The records should be written out in full, with nothing altered.
_ _ _ _
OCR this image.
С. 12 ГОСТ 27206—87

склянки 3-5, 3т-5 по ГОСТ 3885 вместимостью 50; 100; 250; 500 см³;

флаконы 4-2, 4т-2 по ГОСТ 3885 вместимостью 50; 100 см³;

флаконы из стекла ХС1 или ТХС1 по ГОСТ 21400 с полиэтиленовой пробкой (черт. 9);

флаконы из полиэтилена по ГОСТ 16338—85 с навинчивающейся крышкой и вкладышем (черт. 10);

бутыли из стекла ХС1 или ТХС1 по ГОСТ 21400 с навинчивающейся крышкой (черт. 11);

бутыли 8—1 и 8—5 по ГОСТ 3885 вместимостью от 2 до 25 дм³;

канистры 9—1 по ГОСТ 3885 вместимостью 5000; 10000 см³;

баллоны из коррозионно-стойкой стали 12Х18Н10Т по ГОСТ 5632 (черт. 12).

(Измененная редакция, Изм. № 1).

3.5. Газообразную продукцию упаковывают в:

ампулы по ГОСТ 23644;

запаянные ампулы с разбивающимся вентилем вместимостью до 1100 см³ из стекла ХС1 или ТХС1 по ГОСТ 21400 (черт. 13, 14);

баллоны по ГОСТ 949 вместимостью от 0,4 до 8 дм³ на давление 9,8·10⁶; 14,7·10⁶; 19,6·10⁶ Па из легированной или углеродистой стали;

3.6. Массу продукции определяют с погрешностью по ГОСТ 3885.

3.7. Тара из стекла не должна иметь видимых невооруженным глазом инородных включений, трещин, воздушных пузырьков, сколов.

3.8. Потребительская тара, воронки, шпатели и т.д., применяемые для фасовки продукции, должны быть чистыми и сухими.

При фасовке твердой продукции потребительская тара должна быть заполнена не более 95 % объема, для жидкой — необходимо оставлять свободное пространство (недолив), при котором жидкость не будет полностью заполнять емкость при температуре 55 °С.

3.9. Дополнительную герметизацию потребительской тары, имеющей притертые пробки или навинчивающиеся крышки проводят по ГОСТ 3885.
_ _ _ _
Complete answer:
OCR this image.
С. 12 ГОСТ 27206—87

склянки 3-5, 3т-5 по ГОСТ 3885 вместимостью 50; 100; 250; 500 см³;

флаконы 4-2, 4т-2 по ГОСТ 3885 вместимостью 50; 100 см³;

флаконы из стекла ХС1 или ТХС1 по ГОСТ 21400 с полиэтиленовой пробкой (черт. 9);

флаконы из полиэтилена по ГОСТ 16338—85 с навинчивающейся крышкой и вкладышем (черт. 10);

бутыли из стекла ХС1 или ТХС1 по ГОСТ 21400 с навинчивающейся крышкой (черт. 11);

бутыли 8—1 и 8—5 по ГОСТ 3885 вместимостью от 2 до 25 дм³;

канистры 9—1 по ГОСТ 3885 вместимостью 5000; 10000 см³;

баллоны из коррозионно-стойкой стали 12Х18Н10Т по ГОСТ 5632 (черт. 12).

(Измененная редакция, Изм. № 1).

3.5. Газообразную продукцию упаковывают в:

ампулы по ГОСТ 23644;

запаянные ампулы с разбивающимся вентилем вместимостью до 1100 см³ из стекла ХС1 или ТХС1 по ГОСТ 21400 (черт. 13, 14);

баллоны по ГОСТ 949 вместимостью от 0,4 до 8 дм³ на давление 9,8·10⁶; 14,7·10⁶; 19,6·10⁶ Па из легированной или углеродистой стали;

3.6. Массу продукции определяют с погрешностью по ГОСТ 3885.

3.7. Тара из стекла не должна иметь видимых невооруженным глазом инородных включений, трещин, воздушных пузырьков, сколов.

3.8. Потребительская тара, воронки, шпатели и т.д., применяемые для фасовки продукции, должны быть чистыми и сухими.

При фасовке твердой продукции потребительская тара должна быть заполнена не более 95 % объема, для жидкой — необходимо оставлять свободное пространство (недолив), при котором жидкость не будет полностью заполнять емкость при температуре 55 °С.

3.9. Дополнительную герметизацию потребительской тары, имеющей притертые пробки или навинчивающиеся крышки проводят по ГОСТ 3885.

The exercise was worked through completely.